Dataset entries

----

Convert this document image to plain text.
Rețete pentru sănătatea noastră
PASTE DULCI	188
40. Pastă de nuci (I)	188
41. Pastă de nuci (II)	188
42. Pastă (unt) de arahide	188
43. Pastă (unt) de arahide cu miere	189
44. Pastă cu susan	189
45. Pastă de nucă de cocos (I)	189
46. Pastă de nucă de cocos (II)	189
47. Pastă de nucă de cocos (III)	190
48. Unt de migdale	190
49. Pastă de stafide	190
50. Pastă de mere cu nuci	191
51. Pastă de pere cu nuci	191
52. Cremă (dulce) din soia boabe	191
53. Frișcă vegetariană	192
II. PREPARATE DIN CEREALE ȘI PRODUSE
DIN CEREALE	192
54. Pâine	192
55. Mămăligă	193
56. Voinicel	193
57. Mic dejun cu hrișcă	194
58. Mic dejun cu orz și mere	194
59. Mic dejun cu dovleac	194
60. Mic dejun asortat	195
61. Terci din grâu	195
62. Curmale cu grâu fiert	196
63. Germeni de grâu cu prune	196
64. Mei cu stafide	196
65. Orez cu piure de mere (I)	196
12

----

AIM OF THE TASK:
Reproduce the entire listing word for word.

SOLUTION FOR THIS EXERCISE:
Convert this document image to plain text.
Rețete pentru sănătatea noastră
PASTE DULCI	188
40. Pastă de nuci (I)	188
41. Pastă de nuci (II)	188
42. Pastă (unt) de arahide	188
43. Pastă (unt) de arahide cu miere	189
44. Pastă cu susan	189
45. Pastă de nucă de cocos (I)	189
46. Pastă de nucă de cocos (II)	189
47. Pastă de nucă de cocos (III)	190
48. Unt de migdale	190
49. Pastă de stafide	190
50. Pastă de mere cu nuci	191
51. Pastă de pere cu nuci	191
52. Cremă (dulce) din soia boabe	191
53. Frișcă vegetariană	192
II. PREPARATE DIN CEREALE ȘI PRODUSE
DIN CEREALE	192
54. Pâine	192
55. Mămăligă	193
56. Voinicel	193
57. Mic dejun cu hrișcă	194
58. Mic dejun cu orz și mere	194
59. Mic dejun cu dovleac	194
60. Mic dejun asortat	195
61. Terci din grâu	195
62. Curmale cu grâu fiert	196
63. Germeni de grâu cu prune	196
64. Mei cu stafide	196
65. Orez cu piure de mere (I)	196
12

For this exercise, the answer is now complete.